◆ Excerpt from a dataset
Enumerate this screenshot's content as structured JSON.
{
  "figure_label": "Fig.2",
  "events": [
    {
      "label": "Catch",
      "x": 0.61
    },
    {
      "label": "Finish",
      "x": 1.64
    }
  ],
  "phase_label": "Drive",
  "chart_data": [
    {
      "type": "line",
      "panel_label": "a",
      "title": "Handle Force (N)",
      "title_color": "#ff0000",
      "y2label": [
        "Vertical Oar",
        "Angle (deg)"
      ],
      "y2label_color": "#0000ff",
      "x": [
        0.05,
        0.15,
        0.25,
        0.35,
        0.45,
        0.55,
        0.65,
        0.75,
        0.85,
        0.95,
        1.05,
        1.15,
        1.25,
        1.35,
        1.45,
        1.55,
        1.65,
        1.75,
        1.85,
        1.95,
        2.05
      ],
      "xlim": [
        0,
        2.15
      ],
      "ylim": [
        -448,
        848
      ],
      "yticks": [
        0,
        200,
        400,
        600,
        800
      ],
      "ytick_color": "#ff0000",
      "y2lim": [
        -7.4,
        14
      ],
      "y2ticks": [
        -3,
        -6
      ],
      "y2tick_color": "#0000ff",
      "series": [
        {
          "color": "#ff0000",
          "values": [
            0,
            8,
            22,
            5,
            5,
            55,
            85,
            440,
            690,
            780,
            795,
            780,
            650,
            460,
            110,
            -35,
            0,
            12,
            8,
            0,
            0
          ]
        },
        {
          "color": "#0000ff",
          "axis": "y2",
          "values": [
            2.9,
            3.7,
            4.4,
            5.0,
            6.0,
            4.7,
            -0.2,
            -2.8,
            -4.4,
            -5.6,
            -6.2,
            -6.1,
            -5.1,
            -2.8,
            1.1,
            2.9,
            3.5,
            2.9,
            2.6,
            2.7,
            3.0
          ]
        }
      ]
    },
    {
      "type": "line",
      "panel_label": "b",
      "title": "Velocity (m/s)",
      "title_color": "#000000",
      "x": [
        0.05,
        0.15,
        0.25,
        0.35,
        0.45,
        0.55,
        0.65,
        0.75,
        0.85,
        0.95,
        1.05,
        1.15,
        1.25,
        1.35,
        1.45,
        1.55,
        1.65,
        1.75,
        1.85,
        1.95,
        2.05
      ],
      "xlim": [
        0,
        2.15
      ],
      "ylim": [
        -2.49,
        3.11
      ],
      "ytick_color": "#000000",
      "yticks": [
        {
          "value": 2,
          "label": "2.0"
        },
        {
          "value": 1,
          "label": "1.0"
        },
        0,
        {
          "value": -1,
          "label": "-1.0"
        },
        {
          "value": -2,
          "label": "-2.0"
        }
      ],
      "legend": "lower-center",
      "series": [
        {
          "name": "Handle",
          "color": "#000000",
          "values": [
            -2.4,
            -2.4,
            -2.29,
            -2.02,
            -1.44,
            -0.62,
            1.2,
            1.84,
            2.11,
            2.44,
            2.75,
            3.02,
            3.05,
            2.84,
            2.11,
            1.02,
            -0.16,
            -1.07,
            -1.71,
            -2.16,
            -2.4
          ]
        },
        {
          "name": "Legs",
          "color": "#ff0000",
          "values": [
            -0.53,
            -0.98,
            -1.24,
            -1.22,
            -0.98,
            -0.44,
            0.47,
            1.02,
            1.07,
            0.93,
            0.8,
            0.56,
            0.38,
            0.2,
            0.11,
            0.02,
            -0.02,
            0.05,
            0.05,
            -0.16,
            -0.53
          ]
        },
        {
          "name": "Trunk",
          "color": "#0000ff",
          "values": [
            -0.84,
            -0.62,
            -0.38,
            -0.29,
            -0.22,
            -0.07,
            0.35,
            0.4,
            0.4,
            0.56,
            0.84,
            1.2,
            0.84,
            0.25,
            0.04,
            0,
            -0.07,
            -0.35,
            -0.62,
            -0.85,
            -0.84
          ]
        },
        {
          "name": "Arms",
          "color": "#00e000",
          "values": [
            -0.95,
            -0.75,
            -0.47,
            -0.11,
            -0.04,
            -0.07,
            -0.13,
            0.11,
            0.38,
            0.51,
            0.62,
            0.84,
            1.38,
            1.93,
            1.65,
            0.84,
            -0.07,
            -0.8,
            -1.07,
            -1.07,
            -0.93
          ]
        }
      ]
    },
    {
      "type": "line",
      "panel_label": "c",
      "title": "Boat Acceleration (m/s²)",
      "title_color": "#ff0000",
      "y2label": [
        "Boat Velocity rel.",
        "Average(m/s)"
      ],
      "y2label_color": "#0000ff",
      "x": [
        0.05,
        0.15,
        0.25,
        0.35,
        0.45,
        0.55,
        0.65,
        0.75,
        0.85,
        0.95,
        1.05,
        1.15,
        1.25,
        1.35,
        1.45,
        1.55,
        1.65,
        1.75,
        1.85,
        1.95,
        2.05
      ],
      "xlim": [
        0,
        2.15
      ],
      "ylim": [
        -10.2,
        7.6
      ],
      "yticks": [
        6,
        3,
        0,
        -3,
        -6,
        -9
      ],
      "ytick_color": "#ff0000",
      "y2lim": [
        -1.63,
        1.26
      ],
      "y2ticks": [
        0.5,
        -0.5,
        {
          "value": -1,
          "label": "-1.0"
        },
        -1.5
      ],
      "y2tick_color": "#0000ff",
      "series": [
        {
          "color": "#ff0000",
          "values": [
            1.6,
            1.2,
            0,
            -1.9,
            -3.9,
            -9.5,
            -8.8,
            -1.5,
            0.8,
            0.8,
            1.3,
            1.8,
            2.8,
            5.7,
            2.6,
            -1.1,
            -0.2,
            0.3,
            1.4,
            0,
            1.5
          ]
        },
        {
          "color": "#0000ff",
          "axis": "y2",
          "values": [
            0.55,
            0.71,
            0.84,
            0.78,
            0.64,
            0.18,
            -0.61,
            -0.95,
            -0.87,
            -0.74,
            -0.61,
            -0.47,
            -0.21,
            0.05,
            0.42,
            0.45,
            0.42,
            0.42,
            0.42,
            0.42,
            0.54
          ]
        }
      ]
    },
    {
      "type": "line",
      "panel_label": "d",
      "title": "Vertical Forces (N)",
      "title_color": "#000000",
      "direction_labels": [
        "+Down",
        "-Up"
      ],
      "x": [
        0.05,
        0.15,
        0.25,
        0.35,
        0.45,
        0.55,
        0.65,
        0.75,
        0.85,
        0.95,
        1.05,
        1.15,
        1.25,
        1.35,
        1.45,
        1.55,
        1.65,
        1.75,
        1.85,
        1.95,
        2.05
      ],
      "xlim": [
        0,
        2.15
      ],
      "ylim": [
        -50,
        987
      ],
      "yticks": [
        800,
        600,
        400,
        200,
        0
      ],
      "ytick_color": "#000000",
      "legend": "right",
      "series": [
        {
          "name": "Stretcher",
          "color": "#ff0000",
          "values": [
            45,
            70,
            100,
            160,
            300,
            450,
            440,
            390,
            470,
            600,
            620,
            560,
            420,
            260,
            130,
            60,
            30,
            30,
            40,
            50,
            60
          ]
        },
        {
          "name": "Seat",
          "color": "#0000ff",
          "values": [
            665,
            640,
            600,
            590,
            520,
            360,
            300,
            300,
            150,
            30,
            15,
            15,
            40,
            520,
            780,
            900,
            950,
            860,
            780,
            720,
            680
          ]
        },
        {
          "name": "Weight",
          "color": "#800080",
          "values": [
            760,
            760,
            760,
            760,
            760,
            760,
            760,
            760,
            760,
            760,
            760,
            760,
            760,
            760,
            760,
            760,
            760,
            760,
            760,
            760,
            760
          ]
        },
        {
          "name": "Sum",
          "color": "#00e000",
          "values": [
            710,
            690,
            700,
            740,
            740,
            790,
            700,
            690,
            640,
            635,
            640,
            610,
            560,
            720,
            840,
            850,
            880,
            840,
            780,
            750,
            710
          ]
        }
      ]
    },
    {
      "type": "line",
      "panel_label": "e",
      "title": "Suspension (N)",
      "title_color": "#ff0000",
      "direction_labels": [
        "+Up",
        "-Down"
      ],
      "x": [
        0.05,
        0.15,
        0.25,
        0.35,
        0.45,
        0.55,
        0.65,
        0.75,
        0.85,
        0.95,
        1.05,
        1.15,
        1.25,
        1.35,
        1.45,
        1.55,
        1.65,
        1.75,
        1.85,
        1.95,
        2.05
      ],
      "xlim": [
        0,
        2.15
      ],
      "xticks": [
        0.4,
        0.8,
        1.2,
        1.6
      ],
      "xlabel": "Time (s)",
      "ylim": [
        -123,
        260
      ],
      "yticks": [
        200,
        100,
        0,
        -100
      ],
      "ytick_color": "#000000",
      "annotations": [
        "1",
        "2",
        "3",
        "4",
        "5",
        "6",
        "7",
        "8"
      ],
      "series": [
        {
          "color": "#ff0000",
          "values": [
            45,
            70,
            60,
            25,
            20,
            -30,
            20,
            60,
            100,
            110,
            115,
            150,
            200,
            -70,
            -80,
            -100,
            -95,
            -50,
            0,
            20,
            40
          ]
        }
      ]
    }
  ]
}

◆ Written task
From the entries above, copy every line where the word "Velocity" shows up.

◆ Final result
      "title": "Velocity (m/s)",
        "Boat Velocity rel.",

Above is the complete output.